PROVIDED MATERIAL:
#####

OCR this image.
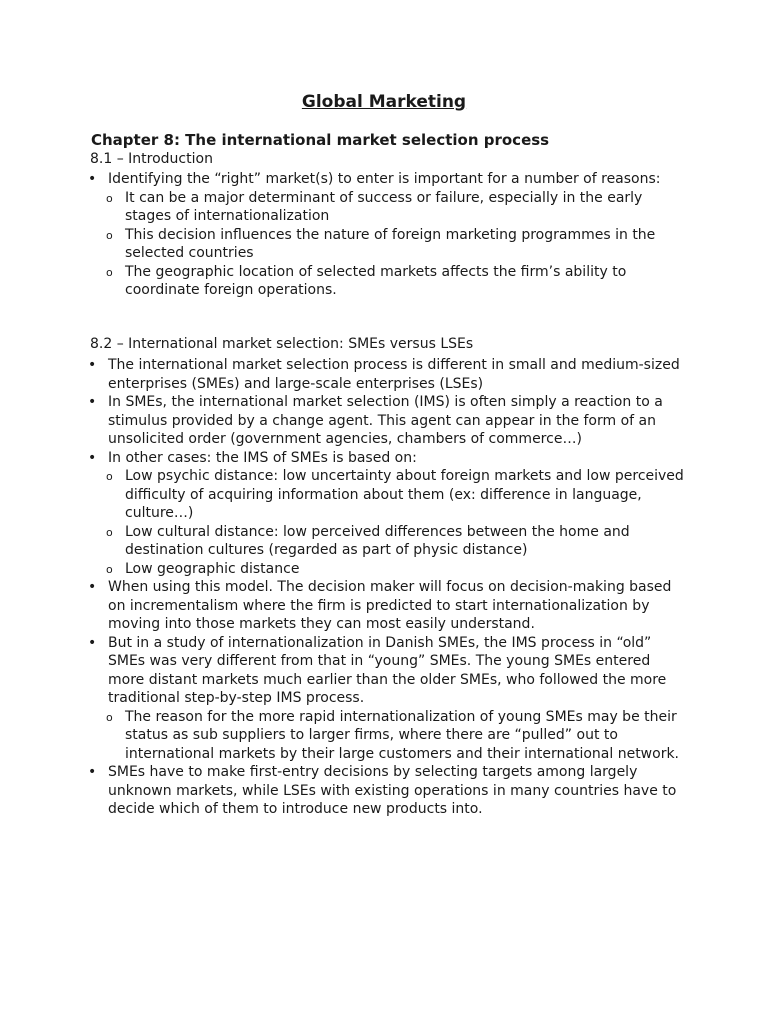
Global Marketing
Chapter 8: The international market selection process
8.1 – Introduction
• Identifying the “right” market(s) to enter is important for a number of reasons:
o It can be a major determinant of success or failure, especially in the early stages of internationalization
o This decision influences the nature of foreign marketing programmes in the selected countries
o The geographic location of selected markets affects the firm’s ability to coordinate foreign operations.
8.2 – International market selection: SMEs versus LSEs
• The international market selection process is different in small and medium-sized enterprises (SMEs) and large-scale enterprises (LSEs)
• In SMEs, the international market selection (IMS) is often simply a reaction to a stimulus provided by a change agent. This agent can appear in the form of an unsolicited order (government agencies, chambers of commerce…)
• In other cases: the IMS of SMEs is based on:
o Low psychic distance: low uncertainty about foreign markets and low perceived difficulty of acquiring information about them (ex: difference in language, culture…)
o Low cultural distance: low perceived differences between the home and destination cultures (regarded as part of physic distance)
o Low geographic distance
• When using this model. The decision maker will focus on decision-making based on incrementalism where the firm is predicted to start internationalization by moving into those markets they can most easily understand.
• But in a study of internationalization in Danish SMEs, the IMS process in “old” SMEs was very different from that in “young” SMEs. The young SMEs entered more distant markets much earlier than the older SMEs, who followed the more traditional step-by-step IMS process.
o The reason for the more rapid internationalization of young SMEs may be their status as sub suppliers to larger firms, where there are “pulled” out to international markets by their large customers and their international network.
• SMEs have to make first-entry decisions by selecting targets among largely unknown markets, while LSEs with existing operations in many countries have to decide which of them to introduce new products into.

#####

GOAL: Look through the data and show every line containing "more".

SOLUTION:
• But in a study of internationalization in Danish SMEs, the IMS process in “old” SMEs was very different from that in “young” SMEs. The young SMEs entered more distant markets much earlier than the older SMEs, who followed the more traditional step-by-step IMS process.
o The reason for the more rapid internationalization of young SMEs may be their status as sub suppliers to larger firms, where there are “pulled” out to international markets by their large customers and their international network.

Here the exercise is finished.